Goal: Locate each line in the listing below that contains the word "compiled" and copy those lines.

[Part of a data file]
####

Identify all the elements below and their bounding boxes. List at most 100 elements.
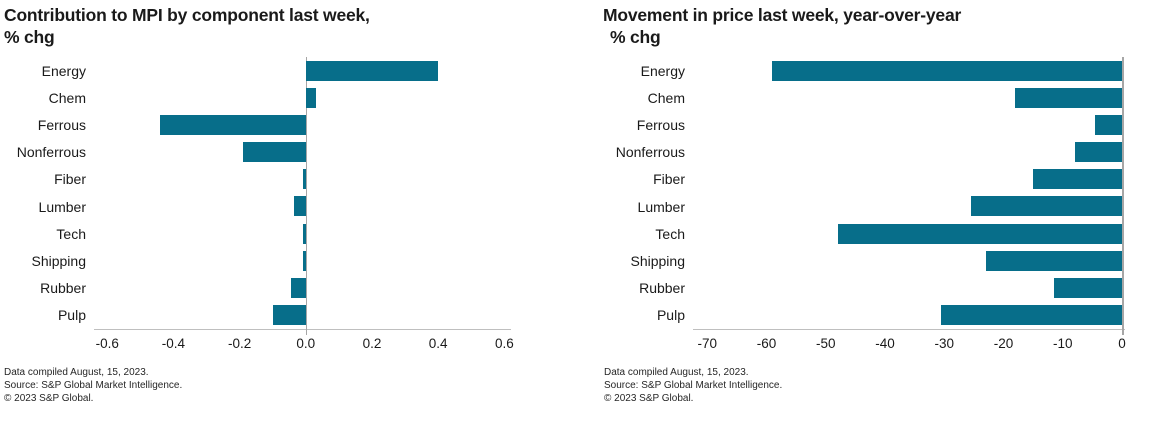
x-axis-tick-label: -0.6 — [95, 335, 119, 351]
bar — [1053, 278, 1123, 298]
plot-area: -70 -60 -50 -40 -30 -20 -10 0 — [693, 57, 1126, 351]
bar-row — [94, 111, 511, 138]
category-label: Ferrous — [636, 116, 685, 133]
bar — [290, 278, 306, 298]
footer-line-source: Source: S&P Global Market Intelligence. — [604, 379, 783, 391]
bar — [1095, 114, 1123, 135]
x-axis-tick-label: -60 — [756, 335, 777, 351]
chart-title-line2: % chg — [4, 26, 55, 47]
category-label: Fiber — [653, 171, 685, 188]
bar — [302, 223, 306, 244]
category-label: Lumber — [38, 198, 86, 215]
chart-title: Movement in price last week, year-over-y… — [585, 0, 1169, 48]
category-labels: Energy Chem Ferrous Nonferrous Fiber Lumber Te… — [0, 57, 94, 330]
chart-panel-mpi-contribution: Contribution to MPI by component last we… — [0, 0, 585, 405]
bar — [1074, 142, 1123, 163]
category-label: Energy — [41, 62, 86, 79]
x-axis-tick-label: 0.2 — [362, 335, 382, 351]
x-axis-tick-label: 0.0 — [296, 335, 316, 351]
x-axis-tick-label: -0.4 — [161, 335, 186, 351]
category-label: Shipping — [630, 252, 686, 269]
category-label: Pulp — [57, 307, 86, 324]
bar — [160, 114, 306, 135]
chart-title-line2: % chg — [610, 26, 661, 47]
category-label: Nonferrous — [16, 144, 86, 161]
bar — [272, 305, 306, 326]
category-label: Chem — [48, 89, 86, 106]
chart-footer: Data compiled August, 15, 2023. Source: … — [604, 366, 1169, 405]
category-label: Tech — [56, 225, 86, 242]
category-label: Tech — [655, 225, 685, 242]
bar — [1015, 87, 1123, 108]
bar — [242, 142, 306, 163]
bar-row — [94, 84, 511, 111]
bar-row — [693, 247, 1125, 274]
bar-row — [693, 111, 1125, 138]
x-axis: -70 -60 -50 -40 -30 -20 -10 0 — [693, 336, 1125, 356]
bar-row — [693, 302, 1125, 329]
bar — [305, 60, 439, 81]
bar-row — [94, 275, 511, 302]
bar — [985, 250, 1123, 271]
plot-area: -0.6 -0.4 -0.2 0.0 0.2 0.4 0.6 — [94, 57, 514, 351]
footer-line-source: Source: S&P Global Market Intelligence. — [4, 379, 183, 391]
bar-row — [693, 220, 1125, 247]
category-label: Rubber — [40, 280, 86, 297]
zero-axis-line — [1122, 57, 1124, 335]
bar — [294, 196, 306, 217]
bar-row — [94, 302, 511, 329]
bar — [941, 305, 1123, 326]
x-axis-tick-label: 0 — [1118, 335, 1126, 351]
bar-chart-mpi-contribution: Energy Chem Ferrous Nonferrous Fiber Lumber Te… — [0, 57, 585, 351]
footer-line-compiled: Data compiled August, 15, 2023. — [4, 366, 149, 378]
bar-row — [94, 220, 511, 247]
category-label: Nonferrous — [615, 144, 685, 161]
x-axis: -0.6 -0.4 -0.2 0.0 0.2 0.4 0.6 — [94, 335, 514, 356]
chart-title-line1: Contribution to MPI by component last we… — [4, 5, 370, 25]
bar — [772, 60, 1123, 81]
category-label: Energy — [640, 62, 685, 79]
category-label: Ferrous — [37, 116, 86, 133]
category-label: Chem — [647, 89, 685, 106]
x-axis-tick-label: -70 — [697, 335, 717, 351]
chart-title: Contribution to MPI by component last we… — [0, 0, 585, 48]
x-axis-tick-label: -30 — [934, 335, 955, 351]
category-label: Shipping — [31, 252, 87, 269]
footer-line-copyright: © 2023 S&P Global. — [4, 392, 94, 404]
footer-line-copyright: © 2023 S&P Global. — [604, 392, 694, 404]
bar-row — [94, 139, 511, 166]
category-label: Lumber — [637, 198, 685, 215]
bar — [305, 87, 316, 108]
bar-chart-price-movement: Energy Chem Ferrous Nonferrous Fiber Lumber Te… — [585, 57, 1169, 351]
bar-row — [693, 57, 1125, 84]
bar-row — [94, 166, 511, 193]
x-axis-tick-label: 0.6 — [494, 335, 514, 351]
category-label: Pulp — [656, 307, 685, 324]
chart-title-line1: Movement in price last week, year-over-y… — [603, 5, 962, 25]
category-label: Fiber — [54, 171, 86, 188]
x-axis-tick-label: 0.4 — [428, 335, 448, 351]
bar-row — [94, 193, 511, 220]
category-label: Rubber — [639, 280, 685, 297]
bar — [1033, 169, 1123, 190]
category-labels: Energy Chem Ferrous Nonferrous Fiber Lumber Te… — [585, 57, 693, 330]
x-axis-tick-label: -20 — [993, 335, 1014, 351]
x-axis-tick-label: -10 — [1053, 335, 1073, 351]
bar-row — [94, 247, 511, 274]
footer-line-compiled: Data compiled August, 15, 2023. — [604, 366, 749, 378]
bar-row — [693, 139, 1125, 166]
chart-footer: Data compiled August, 15, 2023. Source: … — [4, 366, 585, 405]
bar-row — [94, 57, 511, 84]
bar — [970, 196, 1123, 217]
bar-row — [693, 166, 1125, 193]
x-axis-tick-label: -0.2 — [227, 335, 252, 351]
bar — [302, 169, 306, 190]
bar-row — [693, 193, 1125, 220]
x-axis-tick-label: -50 — [815, 335, 836, 351]
x-axis-tick-label: -40 — [875, 335, 895, 351]
chart-panel-price-movement: Movement in price last week, year-over-y… — [585, 0, 1169, 422]
bar — [302, 250, 306, 271]
bar — [837, 223, 1123, 244]
bar-row — [693, 84, 1125, 111]
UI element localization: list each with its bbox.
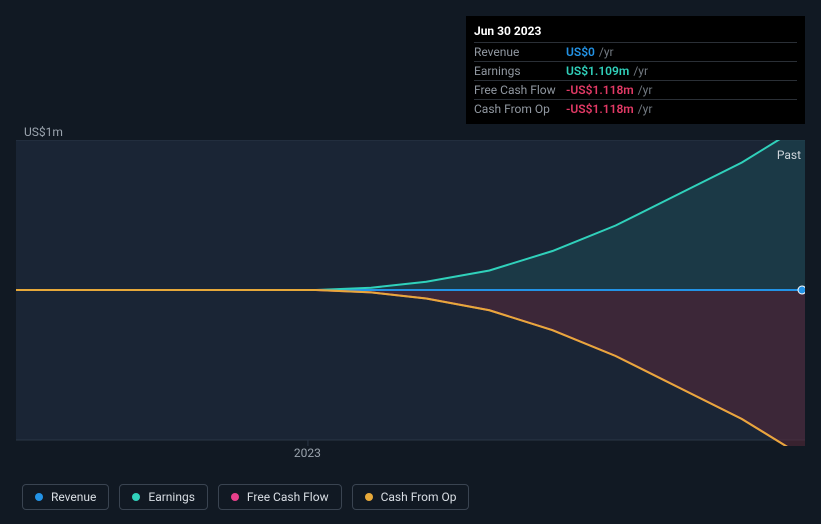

####

Answer to the problem:
chart-footer: Data compiled August, 15, 2023. Source: … — [604, 366, 1169, 405]
footer-line-compiled: Data compiled August, 15, 2023. — [4, 366, 149, 378]
footer-line-compiled: Data compiled August, 15, 2023. — [604, 366, 749, 378]
chart-footer: Data compiled August, 15, 2023. Source: … — [4, 366, 585, 405]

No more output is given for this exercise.